begin DATA ROWS
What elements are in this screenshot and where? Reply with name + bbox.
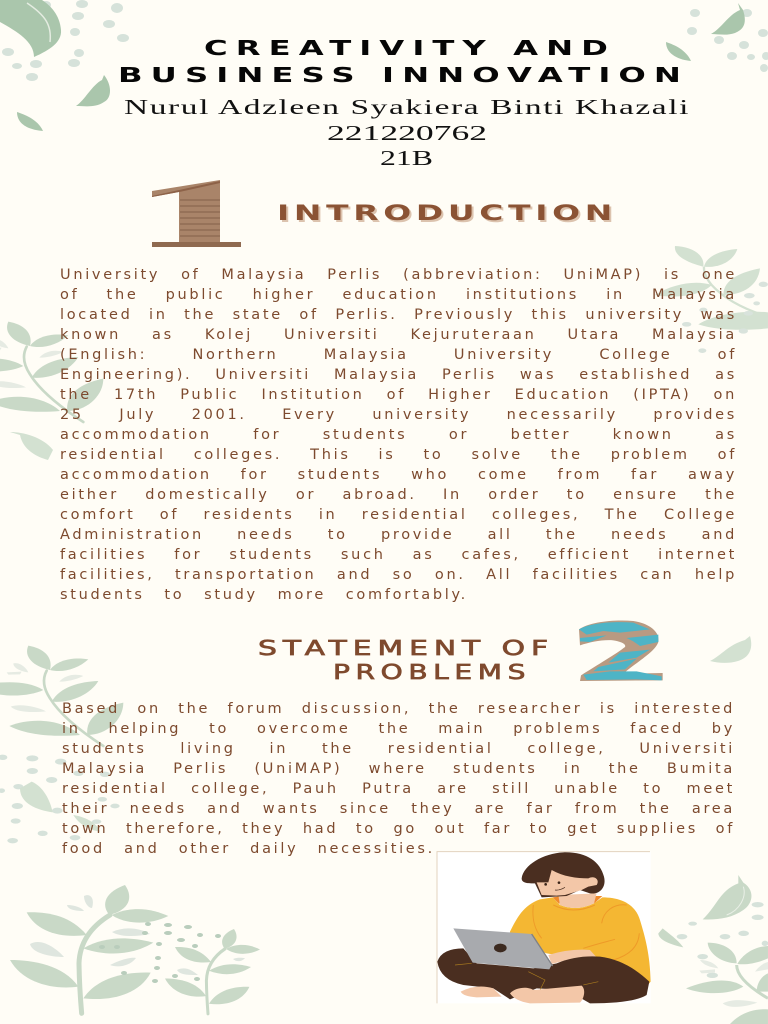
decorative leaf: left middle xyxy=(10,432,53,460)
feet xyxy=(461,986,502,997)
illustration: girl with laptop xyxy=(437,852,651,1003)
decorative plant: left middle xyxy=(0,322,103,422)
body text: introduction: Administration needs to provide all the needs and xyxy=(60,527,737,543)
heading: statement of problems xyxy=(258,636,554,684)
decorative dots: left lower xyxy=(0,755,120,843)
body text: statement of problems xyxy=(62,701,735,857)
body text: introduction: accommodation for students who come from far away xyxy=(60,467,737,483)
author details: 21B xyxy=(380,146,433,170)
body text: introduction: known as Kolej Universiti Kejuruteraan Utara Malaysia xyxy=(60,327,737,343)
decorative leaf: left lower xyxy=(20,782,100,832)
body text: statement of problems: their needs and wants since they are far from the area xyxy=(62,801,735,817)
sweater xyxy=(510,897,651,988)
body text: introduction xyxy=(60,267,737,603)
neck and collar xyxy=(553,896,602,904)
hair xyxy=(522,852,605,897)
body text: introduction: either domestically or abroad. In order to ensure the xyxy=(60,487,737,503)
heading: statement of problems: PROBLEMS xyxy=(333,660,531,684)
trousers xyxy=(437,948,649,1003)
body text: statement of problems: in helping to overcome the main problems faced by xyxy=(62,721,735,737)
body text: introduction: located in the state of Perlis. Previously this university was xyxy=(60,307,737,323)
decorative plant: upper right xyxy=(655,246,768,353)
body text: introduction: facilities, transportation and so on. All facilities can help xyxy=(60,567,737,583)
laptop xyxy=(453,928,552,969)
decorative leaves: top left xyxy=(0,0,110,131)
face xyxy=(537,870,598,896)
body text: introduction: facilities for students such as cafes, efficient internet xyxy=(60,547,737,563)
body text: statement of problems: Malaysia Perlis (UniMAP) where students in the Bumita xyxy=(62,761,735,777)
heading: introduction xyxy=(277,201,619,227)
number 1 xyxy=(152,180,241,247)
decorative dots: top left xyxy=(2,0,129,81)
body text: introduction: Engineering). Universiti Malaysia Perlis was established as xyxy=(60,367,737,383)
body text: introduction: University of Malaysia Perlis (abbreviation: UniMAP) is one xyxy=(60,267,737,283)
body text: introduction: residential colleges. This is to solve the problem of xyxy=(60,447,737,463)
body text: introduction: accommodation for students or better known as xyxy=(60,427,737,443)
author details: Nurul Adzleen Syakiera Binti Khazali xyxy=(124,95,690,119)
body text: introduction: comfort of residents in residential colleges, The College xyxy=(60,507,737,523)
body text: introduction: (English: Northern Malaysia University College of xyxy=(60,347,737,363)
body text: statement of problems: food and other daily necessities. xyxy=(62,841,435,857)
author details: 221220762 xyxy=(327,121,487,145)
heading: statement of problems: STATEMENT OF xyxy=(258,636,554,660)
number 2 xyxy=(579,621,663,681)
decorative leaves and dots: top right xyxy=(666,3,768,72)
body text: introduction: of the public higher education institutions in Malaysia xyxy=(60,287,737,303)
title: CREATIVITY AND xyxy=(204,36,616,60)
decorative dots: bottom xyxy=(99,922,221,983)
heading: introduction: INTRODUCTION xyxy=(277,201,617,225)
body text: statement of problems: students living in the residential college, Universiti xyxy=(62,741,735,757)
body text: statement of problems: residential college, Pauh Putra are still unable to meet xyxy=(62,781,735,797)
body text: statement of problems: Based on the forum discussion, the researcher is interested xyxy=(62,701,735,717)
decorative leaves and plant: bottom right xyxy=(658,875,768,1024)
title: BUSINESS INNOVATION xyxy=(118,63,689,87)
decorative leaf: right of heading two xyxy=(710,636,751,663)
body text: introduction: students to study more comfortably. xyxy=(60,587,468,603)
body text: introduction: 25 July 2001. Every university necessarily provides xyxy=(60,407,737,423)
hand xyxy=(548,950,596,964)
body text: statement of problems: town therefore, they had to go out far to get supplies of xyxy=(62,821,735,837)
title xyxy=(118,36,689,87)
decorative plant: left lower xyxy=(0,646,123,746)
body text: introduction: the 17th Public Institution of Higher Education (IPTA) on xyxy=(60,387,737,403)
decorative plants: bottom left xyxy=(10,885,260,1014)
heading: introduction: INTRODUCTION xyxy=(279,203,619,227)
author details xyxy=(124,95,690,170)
end DATA ROWS
begin DATA ROWS
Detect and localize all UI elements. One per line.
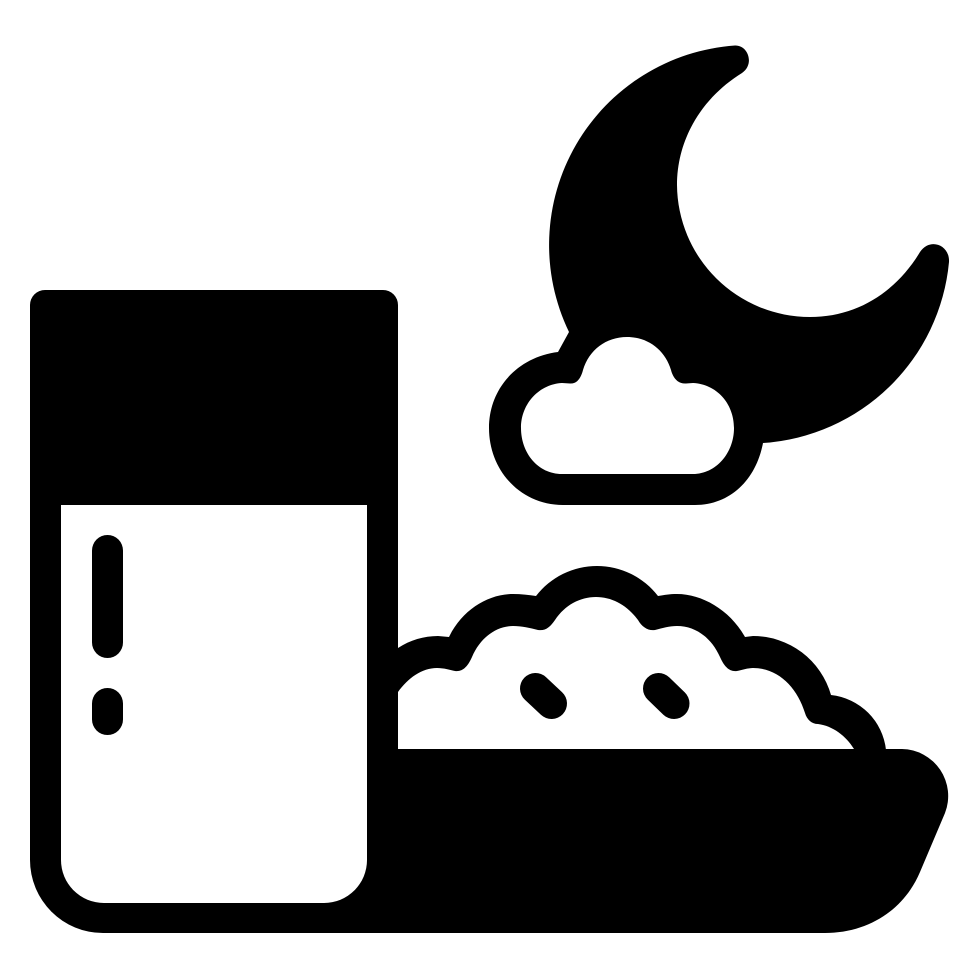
end DATA ROWS
Copy out the lines from the one containing "What elements are" through the one containing "decorative dots: left", unchanged and with both end lines included. Omit the pictures.

What elements are in this screenshot and where? Reply with name + bbox.
decorative leaf: left middle xyxy=(10,432,53,460)
feet xyxy=(461,986,502,997)
illustration: girl with laptop xyxy=(437,852,651,1003)
decorative plant: left middle xyxy=(0,322,103,422)
body text: introduction: Administration needs to provide all the needs and xyxy=(60,527,737,543)
heading: statement of problems xyxy=(258,636,554,684)
decorative dots: left lower xyxy=(0,755,120,843)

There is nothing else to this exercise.